* _EXERCISE MATERIAL_:
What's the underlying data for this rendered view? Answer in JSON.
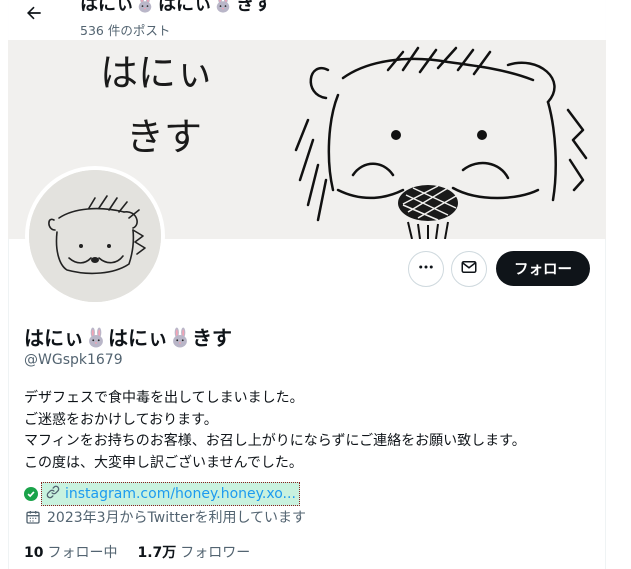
{
  "topbar": {
    "title_part1": "はにぃ",
    "title_part2": "はにぃ",
    "title_part3": "きす",
    "post_count": "536 件のポスト"
  },
  "banner": {
    "handwriting_line1": "はにぃ",
    "handwriting_line2": "きす"
  },
  "profile": {
    "name_part1": "はにぃ",
    "name_part2": "はにぃ",
    "name_part3": "きす",
    "handle": "@WGspk1679",
    "bio": [
      "デザフェスで食中毒を出してしまいました。",
      "ご迷惑をおかけしております。",
      "マフィンをお持ちのお客様、お召し上がりにならずにご連絡をお願い致します。",
      "この度は、大変申し訳ございませんでした。"
    ],
    "link": "instagram.com/honey.honey.xo...",
    "joined": "2023年3月からTwitterを利用しています",
    "following_count": "10",
    "following_label": "フォロー中",
    "followers_count": "1.7万",
    "followers_label": "フォロワー"
  },
  "buttons": {
    "follow_label": "フォロー"
  },
  "icons": {
    "back": "arrow-left-icon",
    "more": "more-dots-icon",
    "message": "envelope-icon",
    "verified_link": "check-circle-icon",
    "link": "link-icon",
    "calendar": "calendar-icon",
    "emoji": "rabbit-emoji-icon"
  },
  "colors": {
    "text": "#0f1419",
    "secondary": "#536471",
    "link": "#1d9bf0",
    "follow_bg": "#0f1419",
    "link_highlight": "#c9f2df",
    "check_green": "#1aa34a"
  }
}
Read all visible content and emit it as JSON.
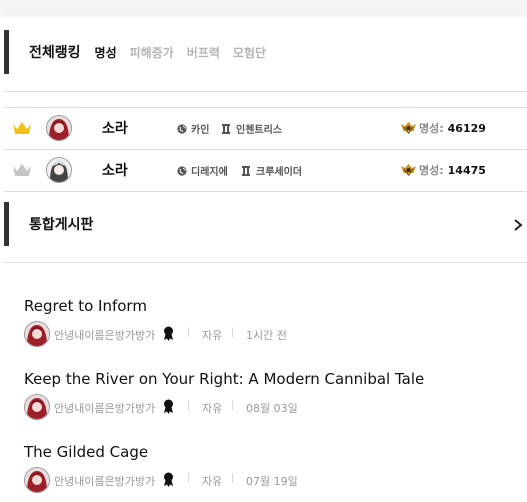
{
  "ranking": {
    "title": "전체랭킹",
    "tabs": [
      {
        "label": "명성",
        "active": true
      },
      {
        "label": "피해증가",
        "active": false
      },
      {
        "label": "버프력",
        "active": false
      },
      {
        "label": "모험단",
        "active": false
      }
    ],
    "rows": [
      {
        "crown": "gold-crown-icon",
        "crown_color": "#f2c21b",
        "name": "소라",
        "server": "카인",
        "job": "인첸트리스",
        "fame_label": "명성:",
        "fame_value": "46129"
      },
      {
        "crown": "silver-crown-icon",
        "crown_color": "#c4c4c4",
        "name": "소라",
        "server": "디레지에",
        "job": "크루세이더",
        "fame_label": "명성:",
        "fame_value": "14475"
      }
    ]
  },
  "board": {
    "title": "통합게시판",
    "posts": [
      {
        "title": "Regret to Inform",
        "author": "안녕내이름은방가방가",
        "category": "자유",
        "time": "1시간 전"
      },
      {
        "title": "Keep the River on Your Right: A Modern Cannibal Tale",
        "author": "안녕내이름은방가방가",
        "category": "자유",
        "time": "08월 03일"
      },
      {
        "title": "The Gilded Cage",
        "author": "안녕내이름은방가방가",
        "category": "자유",
        "time": "07월 19일"
      }
    ],
    "separator": "|"
  },
  "colors": {
    "accent_bar": "#333333",
    "muted_text": "#999999",
    "gold": "#f2c21b",
    "silver": "#c4c4c4"
  }
}
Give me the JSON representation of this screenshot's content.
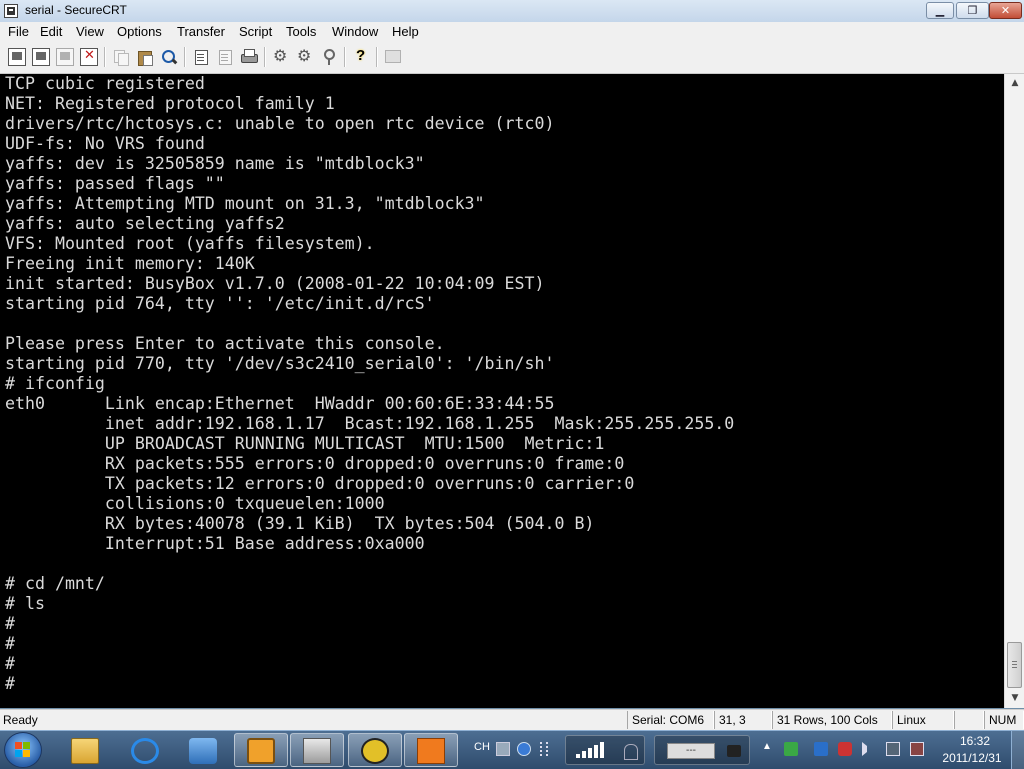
{
  "window": {
    "title": "serial - SecureCRT",
    "min_glyph": "▁",
    "max_glyph": "❐",
    "close_glyph": "✕"
  },
  "menu": {
    "items": [
      "File",
      "Edit",
      "View",
      "Options",
      "Transfer",
      "Script",
      "Tools",
      "Window",
      "Help"
    ]
  },
  "terminal": {
    "lines": [
      "TCP cubic registered",
      "NET: Registered protocol family 1",
      "drivers/rtc/hctosys.c: unable to open rtc device (rtc0)",
      "UDF-fs: No VRS found",
      "yaffs: dev is 32505859 name is \"mtdblock3\"",
      "yaffs: passed flags \"\"",
      "yaffs: Attempting MTD mount on 31.3, \"mtdblock3\"",
      "yaffs: auto selecting yaffs2",
      "VFS: Mounted root (yaffs filesystem).",
      "Freeing init memory: 140K",
      "init started: BusyBox v1.7.0 (2008-01-22 10:04:09 EST)",
      "starting pid 764, tty '': '/etc/init.d/rcS'",
      "",
      "Please press Enter to activate this console.",
      "starting pid 770, tty '/dev/s3c2410_serial0': '/bin/sh'",
      "# ifconfig",
      "eth0      Link encap:Ethernet  HWaddr 00:60:6E:33:44:55",
      "          inet addr:192.168.1.17  Bcast:192.168.1.255  Mask:255.255.255.0",
      "          UP BROADCAST RUNNING MULTICAST  MTU:1500  Metric:1",
      "          RX packets:555 errors:0 dropped:0 overruns:0 frame:0",
      "          TX packets:12 errors:0 dropped:0 overruns:0 carrier:0",
      "          collisions:0 txqueuelen:1000",
      "          RX bytes:40078 (39.1 KiB)  TX bytes:504 (504.0 B)",
      "          Interrupt:51 Base address:0xa000",
      "",
      "# cd /mnt/",
      "# ls",
      "#",
      "#",
      "#",
      "#"
    ],
    "text_color": "#dadada",
    "background": "#000000"
  },
  "status": {
    "ready": "Ready",
    "connection": "Serial: COM6",
    "cursor_position": "31,   3",
    "size": "31 Rows, 100 Cols",
    "emulation": "Linux",
    "num": "NUM"
  },
  "taskbar": {
    "language": "CH",
    "clock_time": "16:32",
    "clock_date": "2011/12/31",
    "tray_placeholder": "---"
  },
  "icons": {
    "app": "securecrt-icon",
    "toolbar": [
      "connect-icon",
      "quick-connect-icon",
      "connect-tab-icon",
      "disconnect-icon",
      "copy-icon",
      "paste-icon",
      "find-icon",
      "log-session-icon",
      "print-icon",
      "print-selection-icon",
      "session-options-icon",
      "global-options-icon",
      "key-icon",
      "help-icon",
      "screen-icon"
    ]
  }
}
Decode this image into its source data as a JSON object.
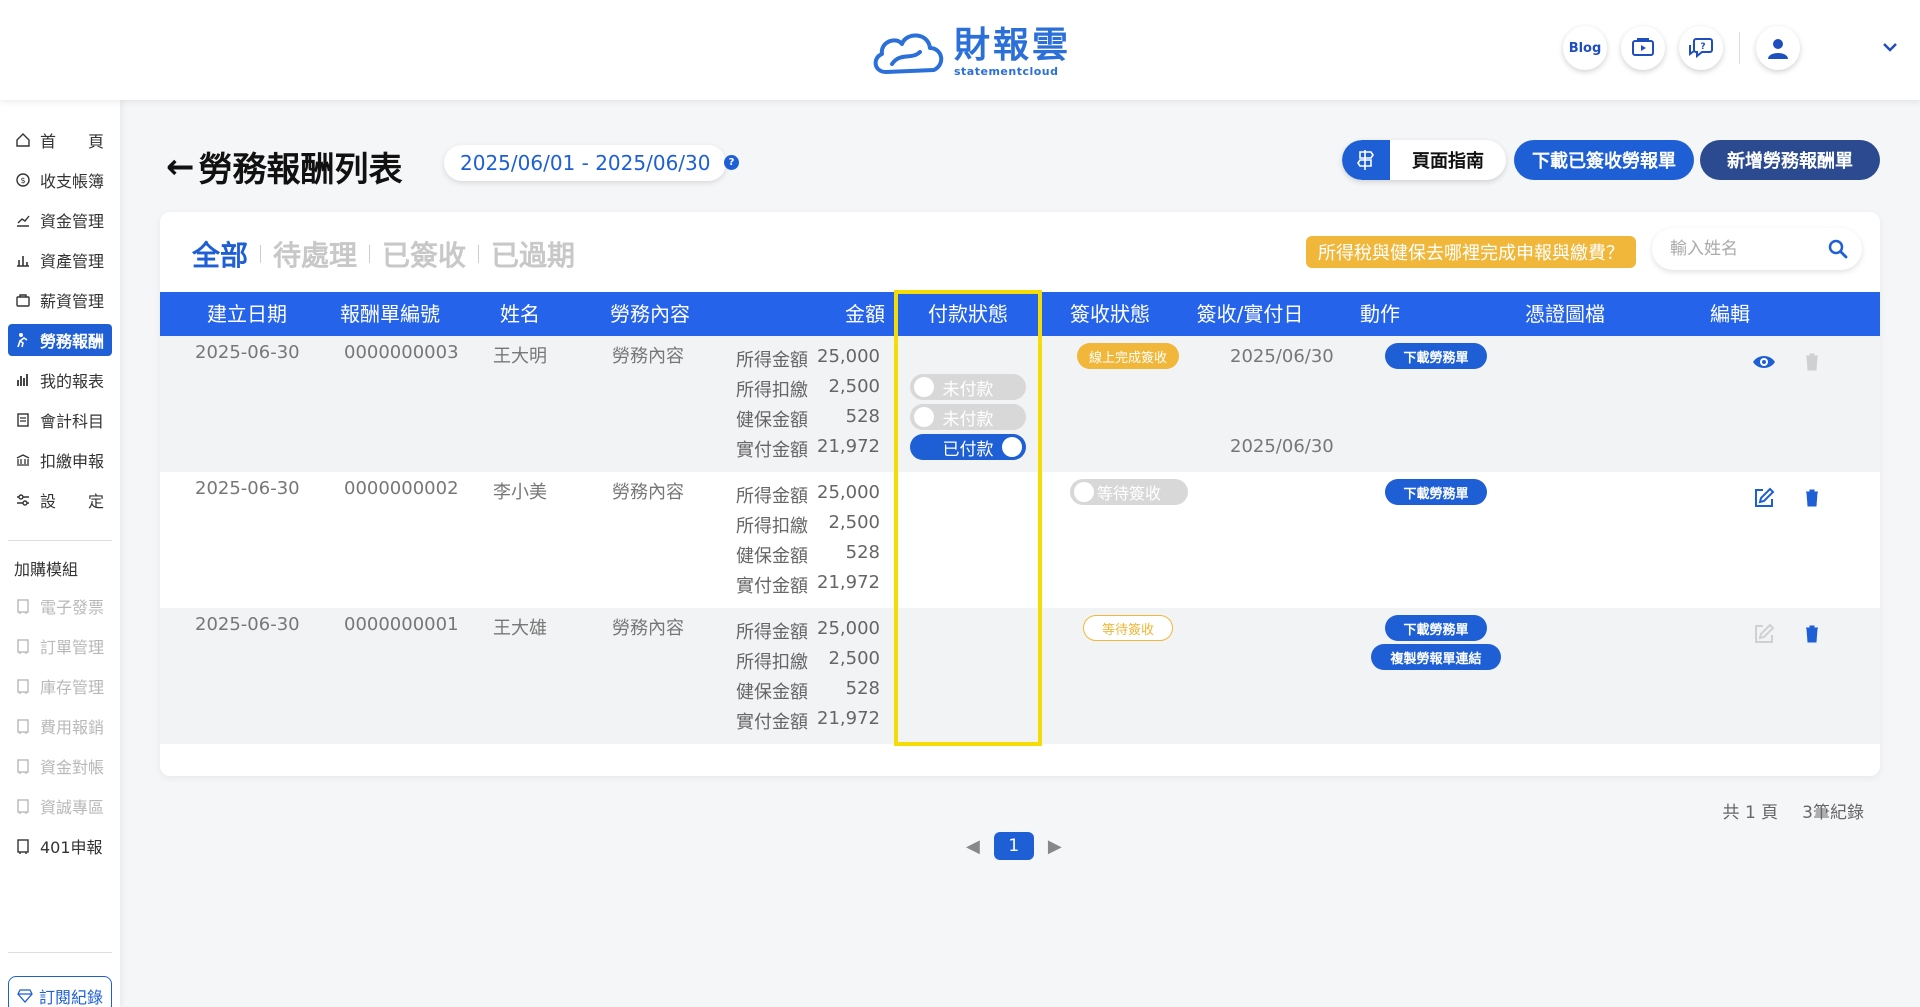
{
  "header": {
    "logo_text": "財報雲",
    "logo_sub": "statementcloud",
    "blog_label": "Blog"
  },
  "sidebar": {
    "items": [
      {
        "label": "首　　頁",
        "icon": "home-icon"
      },
      {
        "label": "收支帳簿",
        "icon": "coin-icon"
      },
      {
        "label": "資金管理",
        "icon": "fund-icon"
      },
      {
        "label": "資產管理",
        "icon": "asset-icon"
      },
      {
        "label": "薪資管理",
        "icon": "salary-icon"
      },
      {
        "label": "勞務報酬",
        "icon": "service-fee-icon"
      },
      {
        "label": "我的報表",
        "icon": "report-icon"
      },
      {
        "label": "會計科目",
        "icon": "ledger-icon"
      },
      {
        "label": "扣繳申報",
        "icon": "withholding-icon"
      },
      {
        "label": "設　　定",
        "icon": "settings-icon"
      }
    ],
    "addon_heading": "加購模組",
    "addons": [
      {
        "label": "電子發票",
        "enabled": false
      },
      {
        "label": "訂單管理",
        "enabled": false
      },
      {
        "label": "庫存管理",
        "enabled": false
      },
      {
        "label": "費用報銷",
        "enabled": false
      },
      {
        "label": "資金對帳",
        "enabled": false
      },
      {
        "label": "資誠專區",
        "enabled": false
      },
      {
        "label": "401申報",
        "enabled": true
      }
    ],
    "subscription_label": "訂閱紀錄"
  },
  "page": {
    "back_arrow": "←",
    "title": "勞務報酬列表",
    "date_range": "2025/06/01 - 2025/06/30",
    "help_mark": "?",
    "guide_label": "頁面指南",
    "download_signed_label": "下載已簽收勞報單",
    "new_label": "新增勞務報酬單"
  },
  "tabs": [
    "全部",
    "待處理",
    "已簽收",
    "已過期"
  ],
  "active_tab": 0,
  "tax_link": "所得稅與健保去哪裡完成申報與繳費？",
  "search": {
    "placeholder": "輸入姓名",
    "value": ""
  },
  "table": {
    "columns": [
      "建立日期",
      "報酬單編號",
      "姓名",
      "勞務內容",
      "金額",
      "付款狀態",
      "簽收狀態",
      "簽收/實付日",
      "動作",
      "憑證圖檔",
      "編輯"
    ],
    "amount_labels": [
      "所得金額",
      "所得扣繳",
      "健保金額",
      "實付金額"
    ],
    "rows": [
      {
        "date": "2025-06-30",
        "number": "0000000003",
        "name": "王大明",
        "content": "勞務內容",
        "amounts": [
          "25,000",
          "2,500",
          "528",
          "21,972"
        ],
        "pay_toggles": [
          {
            "label": "未付款",
            "on": false
          },
          {
            "label": "未付款",
            "on": false
          },
          {
            "label": "已付款",
            "on": true
          }
        ],
        "sign_status": "線上完成簽收",
        "sign_date": "2025/06/30",
        "paid_date": "2025/06/30",
        "actions": [
          "下載勞務單"
        ]
      },
      {
        "date": "2025-06-30",
        "number": "0000000002",
        "name": "李小美",
        "content": "勞務內容",
        "amounts": [
          "25,000",
          "2,500",
          "528",
          "21,972"
        ],
        "sign_status": "等待簽收",
        "actions": [
          "下載勞務單"
        ]
      },
      {
        "date": "2025-06-30",
        "number": "0000000001",
        "name": "王大雄",
        "content": "勞務內容",
        "amounts": [
          "25,000",
          "2,500",
          "528",
          "21,972"
        ],
        "sign_status": "等待簽收",
        "actions": [
          "下載勞務單",
          "複製勞報單連結"
        ]
      }
    ]
  },
  "footer": {
    "pages_text": "共 1 頁",
    "records_text": "3筆紀錄",
    "current_page": "1"
  },
  "colors": {
    "primary": "#1f5fd6",
    "header_bg": "#2563eb",
    "dark_button": "#2b4a8f",
    "warning": "#f0b73a",
    "highlight": "#f5dc05"
  }
}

* _INSTRUCTIONS TO FOLLOW_: Of all the lines above, how many contain the word "session"? Answer with only the number.

* _EXERCISE OUTPUT_: 2